# EXERCISE PROMPT
Take the line containing "Transcribe this image's" and every line after it in the data below, and print them exactly as given, with nothing else.

# RECORDED DATA
--- start ---

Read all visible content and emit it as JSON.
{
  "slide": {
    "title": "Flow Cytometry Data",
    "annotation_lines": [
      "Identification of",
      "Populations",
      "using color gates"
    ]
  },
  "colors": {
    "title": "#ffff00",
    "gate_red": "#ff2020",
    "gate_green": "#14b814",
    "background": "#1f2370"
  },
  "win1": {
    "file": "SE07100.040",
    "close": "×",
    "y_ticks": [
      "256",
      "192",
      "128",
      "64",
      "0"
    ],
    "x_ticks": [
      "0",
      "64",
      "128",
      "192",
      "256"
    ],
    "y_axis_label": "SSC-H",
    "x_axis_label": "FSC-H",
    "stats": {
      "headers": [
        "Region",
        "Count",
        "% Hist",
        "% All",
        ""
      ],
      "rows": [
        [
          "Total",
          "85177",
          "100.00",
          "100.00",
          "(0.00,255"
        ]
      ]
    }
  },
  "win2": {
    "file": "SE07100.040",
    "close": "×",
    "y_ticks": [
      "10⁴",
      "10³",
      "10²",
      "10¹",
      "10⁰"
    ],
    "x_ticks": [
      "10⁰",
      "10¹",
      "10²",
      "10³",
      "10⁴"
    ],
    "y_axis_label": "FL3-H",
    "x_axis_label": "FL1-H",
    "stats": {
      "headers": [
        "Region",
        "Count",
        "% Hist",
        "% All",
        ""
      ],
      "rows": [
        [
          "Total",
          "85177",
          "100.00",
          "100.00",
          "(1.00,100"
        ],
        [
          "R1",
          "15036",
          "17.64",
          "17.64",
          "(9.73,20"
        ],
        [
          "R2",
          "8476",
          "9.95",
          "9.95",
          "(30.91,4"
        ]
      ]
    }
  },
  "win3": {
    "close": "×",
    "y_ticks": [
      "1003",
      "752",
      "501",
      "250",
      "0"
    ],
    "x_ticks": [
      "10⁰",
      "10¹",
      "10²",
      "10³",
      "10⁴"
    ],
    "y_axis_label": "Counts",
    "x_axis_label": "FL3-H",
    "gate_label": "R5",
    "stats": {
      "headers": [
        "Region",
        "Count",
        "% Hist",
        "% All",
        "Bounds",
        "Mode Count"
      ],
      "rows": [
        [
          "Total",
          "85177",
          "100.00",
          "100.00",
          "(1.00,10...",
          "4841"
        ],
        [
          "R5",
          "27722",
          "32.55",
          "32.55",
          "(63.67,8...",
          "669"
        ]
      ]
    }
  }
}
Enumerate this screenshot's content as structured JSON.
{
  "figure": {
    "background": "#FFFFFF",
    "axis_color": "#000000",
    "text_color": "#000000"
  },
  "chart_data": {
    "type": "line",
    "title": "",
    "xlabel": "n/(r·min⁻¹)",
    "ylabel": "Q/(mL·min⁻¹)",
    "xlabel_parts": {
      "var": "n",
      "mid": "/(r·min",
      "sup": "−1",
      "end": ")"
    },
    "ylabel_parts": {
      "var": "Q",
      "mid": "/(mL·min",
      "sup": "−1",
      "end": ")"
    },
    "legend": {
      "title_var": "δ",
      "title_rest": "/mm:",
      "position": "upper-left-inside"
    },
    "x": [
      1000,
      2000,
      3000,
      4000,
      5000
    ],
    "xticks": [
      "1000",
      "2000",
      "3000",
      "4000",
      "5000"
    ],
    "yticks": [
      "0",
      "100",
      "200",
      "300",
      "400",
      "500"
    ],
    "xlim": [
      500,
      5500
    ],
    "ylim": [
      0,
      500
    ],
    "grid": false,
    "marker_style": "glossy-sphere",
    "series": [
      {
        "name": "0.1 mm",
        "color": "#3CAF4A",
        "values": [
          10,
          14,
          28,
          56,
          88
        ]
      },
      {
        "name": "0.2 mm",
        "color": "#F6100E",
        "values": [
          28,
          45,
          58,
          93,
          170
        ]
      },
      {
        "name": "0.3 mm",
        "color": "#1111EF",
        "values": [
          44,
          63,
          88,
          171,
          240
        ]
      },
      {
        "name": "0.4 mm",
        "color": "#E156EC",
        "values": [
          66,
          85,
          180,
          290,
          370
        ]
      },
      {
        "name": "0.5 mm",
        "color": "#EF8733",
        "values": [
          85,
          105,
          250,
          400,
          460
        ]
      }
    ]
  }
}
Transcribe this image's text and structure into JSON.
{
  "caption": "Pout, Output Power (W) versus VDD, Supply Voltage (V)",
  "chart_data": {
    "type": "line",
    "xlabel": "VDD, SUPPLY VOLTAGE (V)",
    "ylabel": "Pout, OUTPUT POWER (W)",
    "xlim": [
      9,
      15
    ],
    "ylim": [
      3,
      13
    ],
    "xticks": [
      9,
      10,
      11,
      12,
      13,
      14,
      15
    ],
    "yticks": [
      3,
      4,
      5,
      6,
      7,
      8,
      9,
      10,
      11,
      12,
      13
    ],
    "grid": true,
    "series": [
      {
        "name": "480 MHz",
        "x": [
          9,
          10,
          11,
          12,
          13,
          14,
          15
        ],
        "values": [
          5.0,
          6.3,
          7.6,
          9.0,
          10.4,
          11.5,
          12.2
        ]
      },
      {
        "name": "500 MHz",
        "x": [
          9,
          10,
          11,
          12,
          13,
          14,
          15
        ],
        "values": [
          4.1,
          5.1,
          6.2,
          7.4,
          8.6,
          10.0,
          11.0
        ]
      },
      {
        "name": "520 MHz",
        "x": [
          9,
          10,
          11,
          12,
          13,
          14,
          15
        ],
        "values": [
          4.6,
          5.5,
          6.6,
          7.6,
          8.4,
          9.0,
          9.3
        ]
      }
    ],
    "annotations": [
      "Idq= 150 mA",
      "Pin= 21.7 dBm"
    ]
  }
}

--- end ---

# TASK SOLUTION
Transcribe this image's text and structure into JSON.
{
  "caption": "Pout, Output Power (W) versus VDD, Supply Voltage (V)",
  "chart_data": {
    "type": "line",
    "xlabel": "VDD, SUPPLY VOLTAGE (V)",
    "ylabel": "Pout, OUTPUT POWER (W)",
    "xlim": [
      9,
      15
    ],
    "ylim": [
      3,
      13
    ],
    "xticks": [
      9,
      10,
      11,
      12,
      13,
      14,
      15
    ],
    "yticks": [
      3,
      4,
      5,
      6,
      7,
      8,
      9,
      10,
      11,
      12,
      13
    ],
    "grid": true,
    "series": [
      {
        "name": "480 MHz",
        "x": [
          9,
          10,
          11,
          12,
          13,
          14,
          15
        ],
        "values": [
          5.0,
          6.3,
          7.6,
          9.0,
          10.4,
          11.5,
          12.2
        ]
      },
      {
        "name": "500 MHz",
        "x": [
          9,
          10,
          11,
          12,
          13,
          14,
          15
        ],
        "values": [
          4.1,
          5.1,
          6.2,
          7.4,
          8.6,
          10.0,
          11.0
        ]
      },
      {
        "name": "520 MHz",
        "x": [
          9,
          10,
          11,
          12,
          13,
          14,
          15
        ],
        "values": [
          4.6,
          5.5,
          6.6,
          7.6,
          8.4,
          9.0,
          9.3
        ]
      }
    ],
    "annotations": [
      "Idq= 150 mA",
      "Pin= 21.7 dBm"
    ]
  }
}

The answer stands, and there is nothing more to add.